- _What you will do_
Gather every line that includes the word "Connect", please.

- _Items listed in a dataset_
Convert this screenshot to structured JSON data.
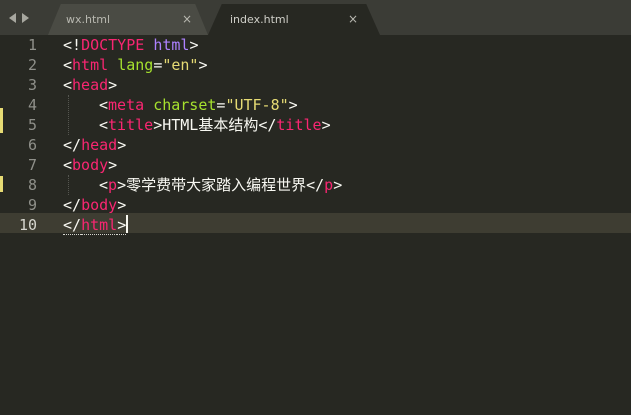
{
  "tabs": [
    {
      "label": "wx.html",
      "active": false
    },
    {
      "label": "index.html",
      "active": true
    }
  ],
  "icons": {
    "back": "chevron-left-icon",
    "forward": "chevron-right-icon",
    "close": "close-icon"
  },
  "close_glyph": "×",
  "colors": {
    "background": "#272822",
    "tag": "#f92672",
    "attribute": "#a6e22e",
    "string": "#e6db74",
    "doctype": "#ae81ff",
    "text": "#f8f8f2"
  },
  "line_numbers": [
    "1",
    "2",
    "3",
    "4",
    "5",
    "6",
    "7",
    "8",
    "9",
    "10"
  ],
  "current_line": "10",
  "code": {
    "l1": {
      "open": "<!",
      "doctype": "DOCTYPE",
      "sp": " ",
      "html": "html",
      "close": ">"
    },
    "l2": {
      "open": "<",
      "tag": "html",
      "sp": " ",
      "attr": "lang",
      "eq": "=",
      "val": "\"en\"",
      "close": ">"
    },
    "l3": {
      "open": "<",
      "tag": "head",
      "close": ">"
    },
    "l4": {
      "open": "<",
      "tag": "meta",
      "sp": " ",
      "attr": "charset",
      "eq": "=",
      "val": "\"UTF-8\"",
      "close": ">"
    },
    "l5": {
      "open": "<",
      "tag": "title",
      "close": ">",
      "text": "HTML基本结构",
      "open2": "</",
      "tag2": "title",
      "close2": ">"
    },
    "l6": {
      "open": "</",
      "tag": "head",
      "close": ">"
    },
    "l7": {
      "open": "<",
      "tag": "body",
      "close": ">"
    },
    "l8": {
      "open": "<",
      "tag": "p",
      "close": ">",
      "text": "零学费带大家踏入编程世界",
      "open2": "</",
      "tag2": "p",
      "close2": ">"
    },
    "l9": {
      "open": "</",
      "tag": "body",
      "close": ">"
    },
    "l10": {
      "open": "</",
      "tag": "html",
      "close": ">"
    }
  }
}
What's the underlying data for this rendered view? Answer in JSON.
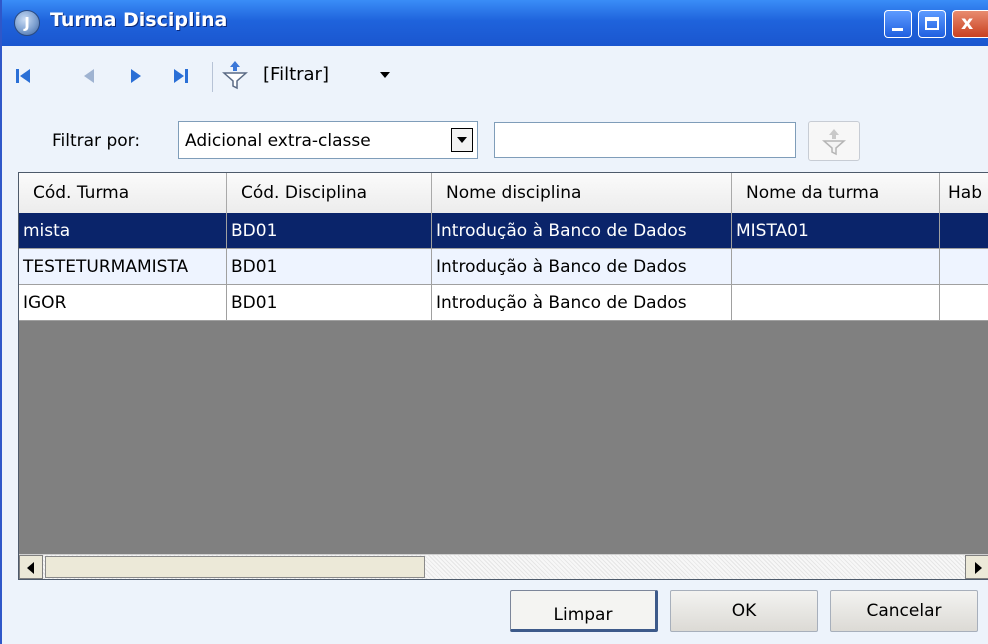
{
  "window": {
    "title": "Turma Disciplina",
    "controls": {
      "close_glyph": "x"
    }
  },
  "toolbar": {
    "filtrar_label": "[Filtrar]"
  },
  "filter": {
    "label": "Filtrar por:",
    "field": "Adicional extra-classe",
    "value": "",
    "placeholder": ""
  },
  "grid": {
    "columns": [
      "Cód. Turma",
      "Cód. Disciplina",
      "Nome disciplina",
      "Nome da turma",
      "Hab"
    ],
    "rows": [
      [
        "mista",
        "BD01",
        "Introdução à Banco de Dados",
        "MISTA01",
        ""
      ],
      [
        "TESTETURMAMISTA",
        "BD01",
        "Introdução à Banco de Dados",
        "",
        ""
      ],
      [
        "IGOR",
        "BD01",
        "Introdução à Banco de Dados",
        "",
        ""
      ]
    ],
    "selected_row": 0
  },
  "buttons": {
    "limpar": "Limpar",
    "ok": "OK",
    "cancelar": "Cancelar"
  },
  "colors": {
    "title_bar": "#1f63dc",
    "selection": "#0a246a",
    "grid_empty": "#808080"
  },
  "icons": [
    "app-icon",
    "first-record-icon",
    "previous-record-icon",
    "next-record-icon",
    "last-record-icon",
    "filter-funnel-icon",
    "dropdown-arrow-icon"
  ]
}
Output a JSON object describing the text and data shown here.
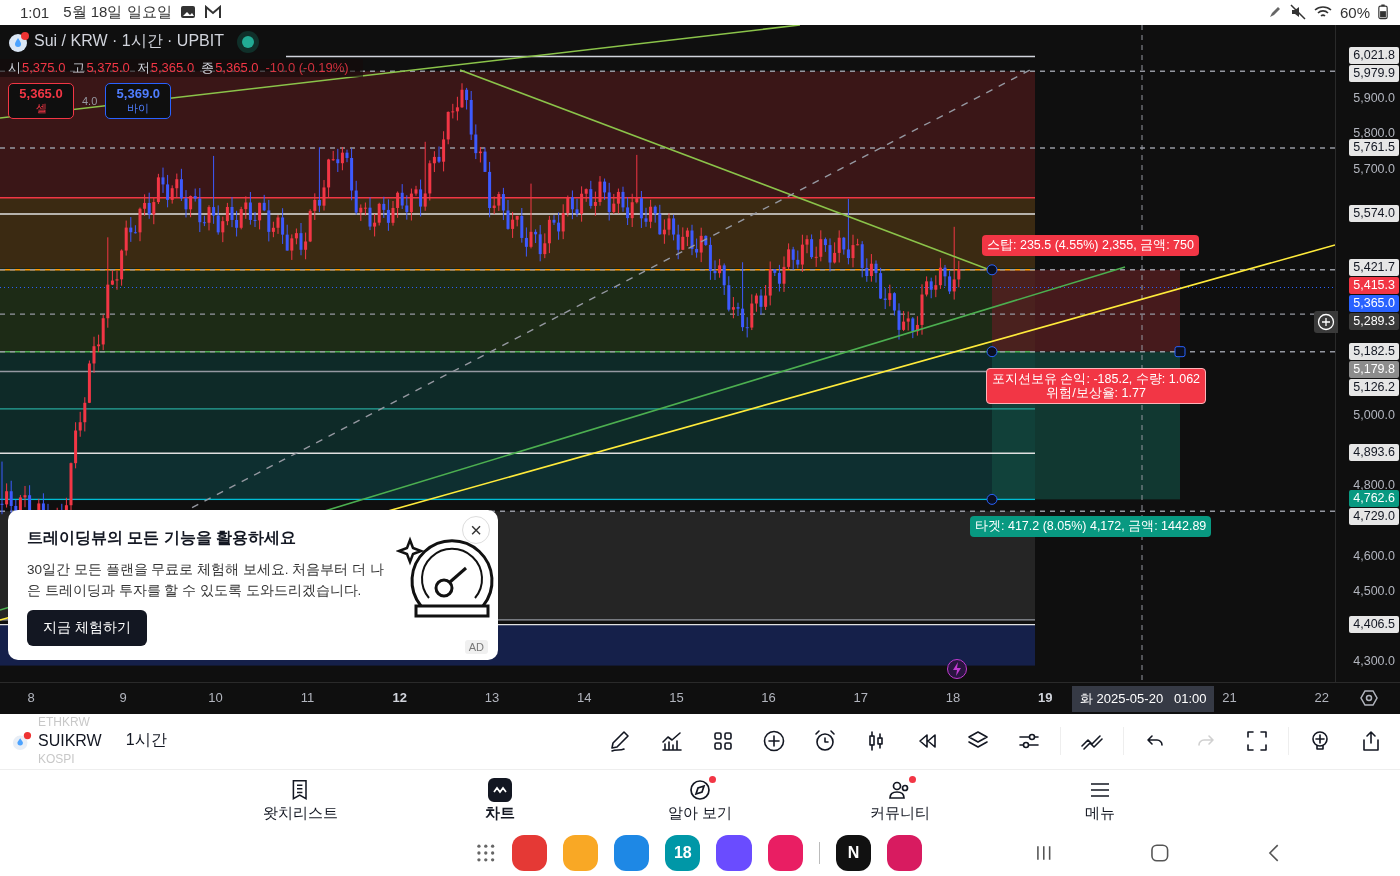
{
  "status_bar": {
    "time": "1:01",
    "date": "5월 18일 일요일",
    "battery": "60%"
  },
  "chart": {
    "symbol_title": "Sui / KRW · 1시간 · UPBIT",
    "market_open": true,
    "ohlc": [
      {
        "label": "시",
        "value": "5,375.0"
      },
      {
        "label": "고",
        "value": "5,375.0"
      },
      {
        "label": "저",
        "value": "5,365.0"
      },
      {
        "label": "종",
        "value": "5,365.0"
      }
    ],
    "change": "-10.0 (-0.19%)",
    "sell": {
      "price": "5,365.0",
      "label": "셀"
    },
    "spread": "4.0",
    "buy": {
      "price": "5,369.0",
      "label": "바이"
    },
    "price_axis": [
      {
        "text": "6,021.8",
        "kind": "marker",
        "color": "#e6e6e6"
      },
      {
        "text": "5,979.9",
        "kind": "marker",
        "color": "#e6e6e6"
      },
      {
        "text": "5,900.0",
        "kind": "tick"
      },
      {
        "text": "5,800.0",
        "kind": "tick"
      },
      {
        "text": "5,761.5",
        "kind": "marker",
        "color": "#e6e6e6"
      },
      {
        "text": "5,700.0",
        "kind": "tick"
      },
      {
        "text": "5,574.0",
        "kind": "marker",
        "color": "#e6e6e6"
      },
      {
        "text": "5,421.7",
        "kind": "marker",
        "color": "#e6e6e6"
      },
      {
        "text": "5,415.3",
        "kind": "marker",
        "color": "#f23645"
      },
      {
        "text": "5,365.0",
        "kind": "marker",
        "color": "#2962ff"
      },
      {
        "text": "5,289.3",
        "kind": "crosshair",
        "color": "#3a3a3a"
      },
      {
        "text": "5,182.5",
        "kind": "marker",
        "color": "#e6e6e6"
      },
      {
        "text": "5,179.8",
        "kind": "marker",
        "color": "#8c8c8c"
      },
      {
        "text": "5,126.2",
        "kind": "marker",
        "color": "#e6e6e6"
      },
      {
        "text": "5,000.0",
        "kind": "tick"
      },
      {
        "text": "4,893.6",
        "kind": "marker",
        "color": "#e6e6e6"
      },
      {
        "text": "4,800.0",
        "kind": "tick"
      },
      {
        "text": "4,762.6",
        "kind": "marker",
        "color": "#089981"
      },
      {
        "text": "4,729.0",
        "kind": "marker",
        "color": "#e6e6e6"
      },
      {
        "text": "4,600.0",
        "kind": "tick"
      },
      {
        "text": "4,500.0",
        "kind": "tick"
      },
      {
        "text": "4,406.5",
        "kind": "marker",
        "color": "#e6e6e6"
      },
      {
        "text": "4,300.0",
        "kind": "tick"
      }
    ],
    "time_axis": [
      {
        "text": "8",
        "bold": false
      },
      {
        "text": "9",
        "bold": false
      },
      {
        "text": "10",
        "bold": false
      },
      {
        "text": "11",
        "bold": false
      },
      {
        "text": "12",
        "bold": true
      },
      {
        "text": "13",
        "bold": false
      },
      {
        "text": "14",
        "bold": false
      },
      {
        "text": "15",
        "bold": false
      },
      {
        "text": "16",
        "bold": false
      },
      {
        "text": "17",
        "bold": false
      },
      {
        "text": "18",
        "bold": false
      },
      {
        "text": "19",
        "bold": true
      },
      {
        "text": "21",
        "bold": false
      },
      {
        "text": "22",
        "bold": false
      }
    ],
    "crosshair_time": "화 2025-05-20   01:00",
    "position": {
      "stop": "스탑: 235.5 (4.55%) 2,355, 금액: 750",
      "pnl": "포지션보유 손익: -185.2, 수량: 1.062",
      "ratio": "위험/보상율: 1.77",
      "target": "타겟: 417.2 (8.05%) 4,172, 금액: 1442.89"
    }
  },
  "promo": {
    "title": "트레이딩뷰의 모든 기능을 활용하세요",
    "body": "30일간 모든 플랜을 무료로 체험해 보세요. 처음부터 더 나은 트레이딩과 투자를 할 수 있도록 도와드리겠습니다.",
    "button": "지금 체험하기",
    "close": "×",
    "badge": "AD"
  },
  "toolbar": {
    "symbol_above": "ETHKRW",
    "symbol": "SUIKRW",
    "symbol_below": "KOSPI",
    "interval": "1시간",
    "redo_disabled": true
  },
  "nav": [
    {
      "label": "왓치리스트",
      "selected": false,
      "notification": false
    },
    {
      "label": "차트",
      "selected": true,
      "notification": false
    },
    {
      "label": "알아 보기",
      "selected": false,
      "notification": true
    },
    {
      "label": "커뮤니티",
      "selected": false,
      "notification": true
    },
    {
      "label": "메뉴",
      "selected": false,
      "notification": false
    }
  ],
  "dock": [
    {
      "color": "#e53935"
    },
    {
      "color": "#f9a825"
    },
    {
      "color": "#1e88e5"
    },
    {
      "color": "#0097a7",
      "glyph": "18"
    },
    {
      "color": "#6a4cff"
    },
    {
      "color": "#e91e63"
    },
    {
      "color": "#111111",
      "glyph": "N"
    },
    {
      "color": "#d81b60"
    }
  ]
}
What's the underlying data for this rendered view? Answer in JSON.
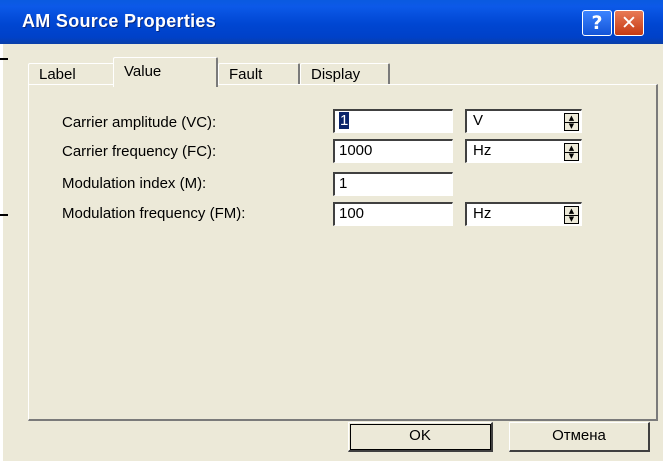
{
  "window": {
    "title": "AM Source Properties",
    "help_glyph": "?",
    "close_glyph": "✕"
  },
  "tabs": [
    {
      "label": "Label"
    },
    {
      "label": "Value"
    },
    {
      "label": "Fault"
    },
    {
      "label": "Display"
    }
  ],
  "active_tab": "Value",
  "fields": {
    "carrier_amplitude": {
      "label": "Carrier amplitude (VC):",
      "value": "1",
      "unit": "V"
    },
    "carrier_frequency": {
      "label": "Carrier frequency (FC):",
      "value": "1000",
      "unit": "Hz"
    },
    "modulation_index": {
      "label": "Modulation index (M):",
      "value": "1"
    },
    "modulation_frequency": {
      "label": "Modulation frequency (FM):",
      "value": "100",
      "unit": "Hz"
    }
  },
  "buttons": {
    "ok": "OK",
    "cancel": "Отмена"
  },
  "colors": {
    "titlebar": "#0046d2",
    "dialog_face": "#ece9d8",
    "selection": "#0a246a"
  },
  "icons": {
    "help": "help-icon",
    "close": "close-icon",
    "spin_up": "spin-up-icon",
    "spin_down": "spin-down-icon"
  }
}
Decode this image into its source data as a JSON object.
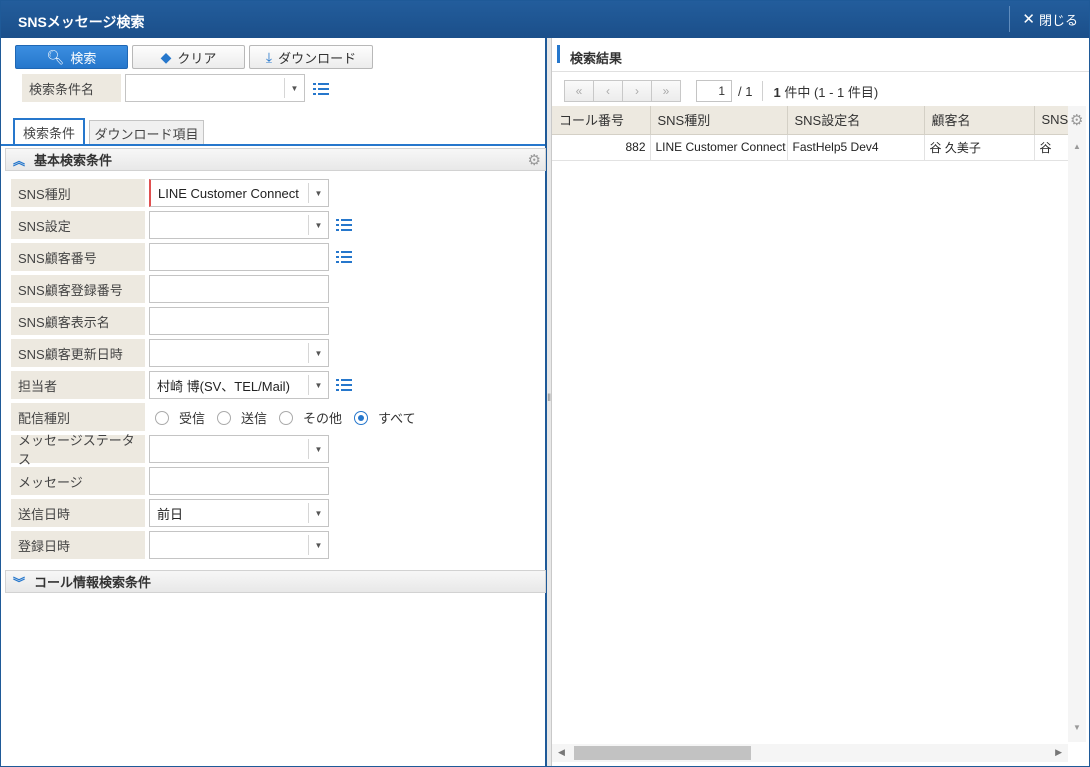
{
  "window": {
    "title": "SNSメッセージ検索",
    "close_label": "閉じる"
  },
  "toolbar": {
    "search": "検索",
    "clear": "クリア",
    "download": "ダウンロード"
  },
  "condition_name": {
    "label": "検索条件名",
    "value": ""
  },
  "tabs": [
    {
      "label": "検索条件"
    },
    {
      "label": "ダウンロード項目"
    }
  ],
  "sections": {
    "basic": "基本検索条件",
    "call": "コール情報検索条件"
  },
  "fields": {
    "sns_type": {
      "label": "SNS種別",
      "value": "LINE Customer Connect"
    },
    "sns_setting": {
      "label": "SNS設定",
      "value": ""
    },
    "sns_customer_no": {
      "label": "SNS顧客番号",
      "value": ""
    },
    "sns_customer_reg_no": {
      "label": "SNS顧客登録番号",
      "value": ""
    },
    "sns_customer_display": {
      "label": "SNS顧客表示名",
      "value": ""
    },
    "sns_customer_updated": {
      "label": "SNS顧客更新日時",
      "value": ""
    },
    "assignee": {
      "label": "担当者",
      "value": "村崎 博(SV、TEL/Mail)"
    },
    "delivery_type": {
      "label": "配信種別",
      "options": [
        "受信",
        "送信",
        "その他",
        "すべて"
      ],
      "selected": "すべて"
    },
    "message_status": {
      "label": "メッセージステータス",
      "value": ""
    },
    "message": {
      "label": "メッセージ",
      "value": ""
    },
    "sent_at": {
      "label": "送信日時",
      "value": "前日"
    },
    "registered_at": {
      "label": "登録日時",
      "value": ""
    }
  },
  "results": {
    "title": "検索結果",
    "pager": {
      "first": "«",
      "prev": "‹",
      "next": "›",
      "last": "»",
      "page": "1",
      "total_pages": "/ 1",
      "count_num": "1",
      "count_text": "件中 (1 - 1 件目)"
    },
    "columns": [
      "コール番号",
      "SNS種別",
      "SNS設定名",
      "顧客名",
      "SNS"
    ],
    "rows": [
      [
        "882",
        "LINE Customer Connect",
        "FastHelp5 Dev4",
        "谷 久美子",
        "谷"
      ]
    ]
  },
  "colors": {
    "primary": "#2677cc",
    "titlebar": "#1f5a98",
    "label_bg": "#ede9e0",
    "required": "#e05050"
  }
}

- _Task result_
      "value": "LINE Customer Connect"
        "LINE Customer Connect",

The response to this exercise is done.